Figure content listings
/---
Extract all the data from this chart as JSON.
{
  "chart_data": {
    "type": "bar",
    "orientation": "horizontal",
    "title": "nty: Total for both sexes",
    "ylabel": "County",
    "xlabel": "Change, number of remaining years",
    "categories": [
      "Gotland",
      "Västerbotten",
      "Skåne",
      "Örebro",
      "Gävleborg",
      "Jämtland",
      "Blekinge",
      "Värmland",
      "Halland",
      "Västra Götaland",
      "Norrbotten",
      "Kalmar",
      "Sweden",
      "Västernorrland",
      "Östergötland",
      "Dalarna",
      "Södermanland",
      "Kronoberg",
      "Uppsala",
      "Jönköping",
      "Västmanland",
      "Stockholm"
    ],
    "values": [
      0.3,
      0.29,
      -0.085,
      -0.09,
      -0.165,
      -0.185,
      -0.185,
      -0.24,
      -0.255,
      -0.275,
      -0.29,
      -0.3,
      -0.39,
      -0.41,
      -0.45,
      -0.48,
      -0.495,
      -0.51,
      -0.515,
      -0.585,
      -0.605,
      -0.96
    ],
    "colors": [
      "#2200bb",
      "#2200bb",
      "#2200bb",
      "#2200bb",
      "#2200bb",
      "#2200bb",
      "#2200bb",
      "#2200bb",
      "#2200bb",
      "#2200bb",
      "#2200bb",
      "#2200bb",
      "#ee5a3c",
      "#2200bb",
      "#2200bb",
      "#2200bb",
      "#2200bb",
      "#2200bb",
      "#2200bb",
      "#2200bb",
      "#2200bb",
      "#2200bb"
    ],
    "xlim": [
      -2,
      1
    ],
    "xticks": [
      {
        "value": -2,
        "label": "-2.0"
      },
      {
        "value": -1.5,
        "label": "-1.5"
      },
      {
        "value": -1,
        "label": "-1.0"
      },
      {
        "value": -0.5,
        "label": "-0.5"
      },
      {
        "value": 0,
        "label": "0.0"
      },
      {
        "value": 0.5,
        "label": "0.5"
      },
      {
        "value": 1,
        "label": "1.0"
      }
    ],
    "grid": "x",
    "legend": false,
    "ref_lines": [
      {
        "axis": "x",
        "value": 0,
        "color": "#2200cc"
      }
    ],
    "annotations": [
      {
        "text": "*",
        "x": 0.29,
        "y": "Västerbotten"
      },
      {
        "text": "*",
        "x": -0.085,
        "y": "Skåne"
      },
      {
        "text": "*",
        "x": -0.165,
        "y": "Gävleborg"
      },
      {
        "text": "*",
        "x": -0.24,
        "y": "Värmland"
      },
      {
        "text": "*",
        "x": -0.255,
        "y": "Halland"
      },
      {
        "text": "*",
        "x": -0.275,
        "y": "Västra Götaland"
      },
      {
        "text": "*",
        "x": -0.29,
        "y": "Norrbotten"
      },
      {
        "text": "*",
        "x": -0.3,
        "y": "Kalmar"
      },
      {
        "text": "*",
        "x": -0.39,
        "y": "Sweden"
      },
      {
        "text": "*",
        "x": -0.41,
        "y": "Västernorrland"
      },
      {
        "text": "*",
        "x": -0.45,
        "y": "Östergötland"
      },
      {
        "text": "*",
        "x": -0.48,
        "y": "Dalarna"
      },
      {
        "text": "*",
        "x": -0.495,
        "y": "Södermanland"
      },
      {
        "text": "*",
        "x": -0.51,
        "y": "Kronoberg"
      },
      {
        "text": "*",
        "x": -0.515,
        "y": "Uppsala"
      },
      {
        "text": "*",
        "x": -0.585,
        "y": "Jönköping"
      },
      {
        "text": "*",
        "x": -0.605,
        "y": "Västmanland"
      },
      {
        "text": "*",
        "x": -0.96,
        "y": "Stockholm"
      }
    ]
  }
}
\---
» **AIM OF THE EXERCISE**
Retype all the material above precisely, with no line left out.

» **RIGHT ANSWER**
Extract all the data from this chart as JSON.
{
  "chart_data": {
    "type": "bar",
    "orientation": "horizontal",
    "title": "nty: Total for both sexes",
    "ylabel": "County",
    "xlabel": "Change, number of remaining years",
    "categories": [
      "Gotland",
      "Västerbotten",
      "Skåne",
      "Örebro",
      "Gävleborg",
      "Jämtland",
      "Blekinge",
      "Värmland",
      "Halland",
      "Västra Götaland",
      "Norrbotten",
      "Kalmar",
      "Sweden",
      "Västernorrland",
      "Östergötland",
      "Dalarna",
      "Södermanland",
      "Kronoberg",
      "Uppsala",
      "Jönköping",
      "Västmanland",
      "Stockholm"
    ],
    "values": [
      0.3,
      0.29,
      -0.085,
      -0.09,
      -0.165,
      -0.185,
      -0.185,
      -0.24,
      -0.255,
      -0.275,
      -0.29,
      -0.3,
      -0.39,
      -0.41,
      -0.45,
      -0.48,
      -0.495,
      -0.51,
      -0.515,
      -0.585,
      -0.605,
      -0.96
    ],
    "colors": [
      "#2200bb",
      "#2200bb",
      "#2200bb",
      "#2200bb",
      "#2200bb",
      "#2200bb",
      "#2200bb",
      "#2200bb",
      "#2200bb",
      "#2200bb",
      "#2200bb",
      "#2200bb",
      "#ee5a3c",
      "#2200bb",
      "#2200bb",
      "#2200bb",
      "#2200bb",
      "#2200bb",
      "#2200bb",
      "#2200bb",
      "#2200bb",
      "#2200bb"
    ],
    "xlim": [
      -2,
      1
    ],
    "xticks": [
      {
        "value": -2,
        "label": "-2.0"
      },
      {
        "value": -1.5,
        "label": "-1.5"
      },
      {
        "value": -1,
        "label": "-1.0"
      },
      {
        "value": -0.5,
        "label": "-0.5"
      },
      {
        "value": 0,
        "label": "0.0"
      },
      {
        "value": 0.5,
        "label": "0.5"
      },
      {
        "value": 1,
        "label": "1.0"
      }
    ],
    "grid": "x",
    "legend": false,
    "ref_lines": [
      {
        "axis": "x",
        "value": 0,
        "color": "#2200cc"
      }
    ],
    "annotations": [
      {
        "text": "*",
        "x": 0.29,
        "y": "Västerbotten"
      },
      {
        "text": "*",
        "x": -0.085,
        "y": "Skåne"
      },
      {
        "text": "*",
        "x": -0.165,
        "y": "Gävleborg"
      },
      {
        "text": "*",
        "x": -0.24,
        "y": "Värmland"
      },
      {
        "text": "*",
        "x": -0.255,
        "y": "Halland"
      },
      {
        "text": "*",
        "x": -0.275,
        "y": "Västra Götaland"
      },
      {
        "text": "*",
        "x": -0.29,
        "y": "Norrbotten"
      },
      {
        "text": "*",
        "x": -0.3,
        "y": "Kalmar"
      },
      {
        "text": "*",
        "x": -0.39,
        "y": "Sweden"
      },
      {
        "text": "*",
        "x": -0.41,
        "y": "Västernorrland"
      },
      {
        "text": "*",
        "x": -0.45,
        "y": "Östergötland"
      },
      {
        "text": "*",
        "x": -0.48,
        "y": "Dalarna"
      },
      {
        "text": "*",
        "x": -0.495,
        "y": "Södermanland"
      },
      {
        "text": "*",
        "x": -0.51,
        "y": "Kronoberg"
      },
      {
        "text": "*",
        "x": -0.515,
        "y": "Uppsala"
      },
      {
        "text": "*",
        "x": -0.585,
        "y": "Jönköping"
      },
      {
        "text": "*",
        "x": -0.605,
        "y": "Västmanland"
      },
      {
        "text": "*",
        "x": -0.96,
        "y": "Stockholm"
      }
    ]
  }
}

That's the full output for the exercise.